----- Data shown

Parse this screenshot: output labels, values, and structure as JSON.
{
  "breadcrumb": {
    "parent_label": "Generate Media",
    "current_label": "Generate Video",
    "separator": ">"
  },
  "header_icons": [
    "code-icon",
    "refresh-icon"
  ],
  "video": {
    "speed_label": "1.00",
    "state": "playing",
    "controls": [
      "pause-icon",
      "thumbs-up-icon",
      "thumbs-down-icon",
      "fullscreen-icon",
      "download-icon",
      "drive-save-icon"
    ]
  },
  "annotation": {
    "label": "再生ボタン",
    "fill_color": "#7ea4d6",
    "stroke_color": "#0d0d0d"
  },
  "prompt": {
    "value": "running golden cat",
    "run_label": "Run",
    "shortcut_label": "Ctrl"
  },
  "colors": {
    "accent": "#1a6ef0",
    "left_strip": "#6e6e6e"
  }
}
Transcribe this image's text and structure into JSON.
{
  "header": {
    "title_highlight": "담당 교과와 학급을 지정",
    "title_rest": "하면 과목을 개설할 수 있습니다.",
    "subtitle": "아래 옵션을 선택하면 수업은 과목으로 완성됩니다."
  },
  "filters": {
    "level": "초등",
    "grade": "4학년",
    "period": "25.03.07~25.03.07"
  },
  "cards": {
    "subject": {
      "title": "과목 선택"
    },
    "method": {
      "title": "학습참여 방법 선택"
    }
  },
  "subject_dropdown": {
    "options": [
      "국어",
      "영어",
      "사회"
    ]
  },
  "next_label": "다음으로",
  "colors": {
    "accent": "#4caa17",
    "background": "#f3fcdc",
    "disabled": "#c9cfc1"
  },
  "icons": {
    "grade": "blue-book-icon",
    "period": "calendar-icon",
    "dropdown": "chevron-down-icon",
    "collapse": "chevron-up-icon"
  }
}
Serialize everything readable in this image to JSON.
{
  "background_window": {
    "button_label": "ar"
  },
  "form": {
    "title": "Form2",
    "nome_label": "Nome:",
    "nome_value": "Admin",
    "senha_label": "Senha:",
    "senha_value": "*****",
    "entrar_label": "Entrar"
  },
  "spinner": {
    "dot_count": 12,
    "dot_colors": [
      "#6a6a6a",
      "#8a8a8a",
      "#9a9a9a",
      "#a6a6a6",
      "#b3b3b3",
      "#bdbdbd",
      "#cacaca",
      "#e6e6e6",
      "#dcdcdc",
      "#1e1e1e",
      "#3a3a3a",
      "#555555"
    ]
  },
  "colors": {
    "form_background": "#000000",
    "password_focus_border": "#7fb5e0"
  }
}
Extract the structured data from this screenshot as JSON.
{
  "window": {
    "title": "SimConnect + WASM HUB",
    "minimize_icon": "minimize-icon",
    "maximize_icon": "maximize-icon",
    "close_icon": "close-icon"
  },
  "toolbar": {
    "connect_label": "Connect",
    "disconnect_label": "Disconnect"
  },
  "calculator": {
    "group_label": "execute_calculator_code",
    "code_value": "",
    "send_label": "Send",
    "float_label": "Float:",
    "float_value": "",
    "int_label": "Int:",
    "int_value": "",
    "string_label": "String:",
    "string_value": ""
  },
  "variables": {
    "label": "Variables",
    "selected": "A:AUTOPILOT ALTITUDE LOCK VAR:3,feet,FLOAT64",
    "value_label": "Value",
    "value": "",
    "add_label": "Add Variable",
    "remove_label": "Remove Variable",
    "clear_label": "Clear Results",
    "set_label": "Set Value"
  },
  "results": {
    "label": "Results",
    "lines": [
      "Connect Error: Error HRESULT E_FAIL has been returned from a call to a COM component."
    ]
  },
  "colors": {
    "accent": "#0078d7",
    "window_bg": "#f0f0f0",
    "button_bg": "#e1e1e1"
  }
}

----------

Exercise prompt: Produce an exact copy of the whole listing.

Written response:
Parse this screenshot: output labels, values, and structure as JSON.
{
  "breadcrumb": {
    "parent_label": "Generate Media",
    "current_label": "Generate Video",
    "separator": ">"
  },
  "header_icons": [
    "code-icon",
    "refresh-icon"
  ],
  "video": {
    "speed_label": "1.00",
    "state": "playing",
    "controls": [
      "pause-icon",
      "thumbs-up-icon",
      "thumbs-down-icon",
      "fullscreen-icon",
      "download-icon",
      "drive-save-icon"
    ]
  },
  "annotation": {
    "label": "再生ボタン",
    "fill_color": "#7ea4d6",
    "stroke_color": "#0d0d0d"
  },
  "prompt": {
    "value": "running golden cat",
    "run_label": "Run",
    "shortcut_label": "Ctrl"
  },
  "colors": {
    "accent": "#1a6ef0",
    "left_strip": "#6e6e6e"
  }
}
Transcribe this image's text and structure into JSON.
{
  "header": {
    "title_highlight": "담당 교과와 학급을 지정",
    "title_rest": "하면 과목을 개설할 수 있습니다.",
    "subtitle": "아래 옵션을 선택하면 수업은 과목으로 완성됩니다."
  },
  "filters": {
    "level": "초등",
    "grade": "4학년",
    "period": "25.03.07~25.03.07"
  },
  "cards": {
    "subject": {
      "title": "과목 선택"
    },
    "method": {
      "title": "학습참여 방법 선택"
    }
  },
  "subject_dropdown": {
    "options": [
      "국어",
      "영어",
      "사회"
    ]
  },
  "next_label": "다음으로",
  "colors": {
    "accent": "#4caa17",
    "background": "#f3fcdc",
    "disabled": "#c9cfc1"
  },
  "icons": {
    "grade": "blue-book-icon",
    "period": "calendar-icon",
    "dropdown": "chevron-down-icon",
    "collapse": "chevron-up-icon"
  }
}
Serialize everything readable in this image to JSON.
{
  "background_window": {
    "button_label": "ar"
  },
  "form": {
    "title": "Form2",
    "nome_label": "Nome:",
    "nome_value": "Admin",
    "senha_label": "Senha:",
    "senha_value": "*****",
    "entrar_label": "Entrar"
  },
  "spinner": {
    "dot_count": 12,
    "dot_colors": [
      "#6a6a6a",
      "#8a8a8a",
      "#9a9a9a",
      "#a6a6a6",
      "#b3b3b3",
      "#bdbdbd",
      "#cacaca",
      "#e6e6e6",
      "#dcdcdc",
      "#1e1e1e",
      "#3a3a3a",
      "#555555"
    ]
  },
  "colors": {
    "form_background": "#000000",
    "password_focus_border": "#7fb5e0"
  }
}
Extract the structured data from this screenshot as JSON.
{
  "window": {
    "title": "SimConnect + WASM HUB",
    "minimize_icon": "minimize-icon",
    "maximize_icon": "maximize-icon",
    "close_icon": "close-icon"
  },
  "toolbar": {
    "connect_label": "Connect",
    "disconnect_label": "Disconnect"
  },
  "calculator": {
    "group_label": "execute_calculator_code",
    "code_value": "",
    "send_label": "Send",
    "float_label": "Float:",
    "float_value": "",
    "int_label": "Int:",
    "int_value": "",
    "string_label": "String:",
    "string_value": ""
  },
  "variables": {
    "label": "Variables",
    "selected": "A:AUTOPILOT ALTITUDE LOCK VAR:3,feet,FLOAT64",
    "value_label": "Value",
    "value": "",
    "add_label": "Add Variable",
    "remove_label": "Remove Variable",
    "clear_label": "Clear Results",
    "set_label": "Set Value"
  },
  "results": {
    "label": "Results",
    "lines": [
      "Connect Error: Error HRESULT E_FAIL has been returned from a call to a COM component."
    ]
  },
  "colors": {
    "accent": "#0078d7",
    "window_bg": "#f0f0f0",
    "button_bg": "#e1e1e1"
  }
}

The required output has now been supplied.